*Exercise instructions:* Can you print every record below exactly as written?

★ ★ ★

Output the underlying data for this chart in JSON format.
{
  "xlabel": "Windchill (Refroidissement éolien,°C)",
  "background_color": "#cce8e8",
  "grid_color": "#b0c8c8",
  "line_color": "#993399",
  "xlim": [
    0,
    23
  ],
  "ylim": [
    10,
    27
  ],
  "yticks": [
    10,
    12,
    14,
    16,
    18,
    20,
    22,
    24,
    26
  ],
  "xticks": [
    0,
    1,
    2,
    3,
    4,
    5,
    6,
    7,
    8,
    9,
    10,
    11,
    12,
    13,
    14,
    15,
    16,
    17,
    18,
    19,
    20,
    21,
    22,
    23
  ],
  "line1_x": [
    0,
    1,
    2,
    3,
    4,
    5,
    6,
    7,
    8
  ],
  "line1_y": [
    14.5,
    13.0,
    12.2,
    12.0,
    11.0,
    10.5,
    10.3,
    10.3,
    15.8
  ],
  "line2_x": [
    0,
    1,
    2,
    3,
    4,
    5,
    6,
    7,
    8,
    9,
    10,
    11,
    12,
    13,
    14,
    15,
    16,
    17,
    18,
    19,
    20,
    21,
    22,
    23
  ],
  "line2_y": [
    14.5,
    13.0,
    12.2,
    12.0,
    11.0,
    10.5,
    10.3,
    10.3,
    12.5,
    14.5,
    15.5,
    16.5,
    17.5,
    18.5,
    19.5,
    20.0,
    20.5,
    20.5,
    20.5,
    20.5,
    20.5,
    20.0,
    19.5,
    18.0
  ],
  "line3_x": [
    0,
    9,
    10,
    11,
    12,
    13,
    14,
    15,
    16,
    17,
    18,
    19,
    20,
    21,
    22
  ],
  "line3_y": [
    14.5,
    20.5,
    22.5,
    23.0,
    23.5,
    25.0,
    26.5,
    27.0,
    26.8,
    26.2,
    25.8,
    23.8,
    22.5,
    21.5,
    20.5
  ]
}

★ ★ ★

*Solution to the exercise:*
Output the underlying data for this chart in JSON format.
{
  "xlabel": "Windchill (Refroidissement éolien,°C)",
  "background_color": "#cce8e8",
  "grid_color": "#b0c8c8",
  "line_color": "#993399",
  "xlim": [
    0,
    23
  ],
  "ylim": [
    10,
    27
  ],
  "yticks": [
    10,
    12,
    14,
    16,
    18,
    20,
    22,
    24,
    26
  ],
  "xticks": [
    0,
    1,
    2,
    3,
    4,
    5,
    6,
    7,
    8,
    9,
    10,
    11,
    12,
    13,
    14,
    15,
    16,
    17,
    18,
    19,
    20,
    21,
    22,
    23
  ],
  "line1_x": [
    0,
    1,
    2,
    3,
    4,
    5,
    6,
    7,
    8
  ],
  "line1_y": [
    14.5,
    13.0,
    12.2,
    12.0,
    11.0,
    10.5,
    10.3,
    10.3,
    15.8
  ],
  "line2_x": [
    0,
    1,
    2,
    3,
    4,
    5,
    6,
    7,
    8,
    9,
    10,
    11,
    12,
    13,
    14,
    15,
    16,
    17,
    18,
    19,
    20,
    21,
    22,
    23
  ],
  "line2_y": [
    14.5,
    13.0,
    12.2,
    12.0,
    11.0,
    10.5,
    10.3,
    10.3,
    12.5,
    14.5,
    15.5,
    16.5,
    17.5,
    18.5,
    19.5,
    20.0,
    20.5,
    20.5,
    20.5,
    20.5,
    20.5,
    20.0,
    19.5,
    18.0
  ],
  "line3_x": [
    0,
    9,
    10,
    11,
    12,
    13,
    14,
    15,
    16,
    17,
    18,
    19,
    20,
    21,
    22
  ],
  "line3_y": [
    14.5,
    20.5,
    22.5,
    23.0,
    23.5,
    25.0,
    26.5,
    27.0,
    26.8,
    26.2,
    25.8,
    23.8,
    22.5,
    21.5,
    20.5
  ]
}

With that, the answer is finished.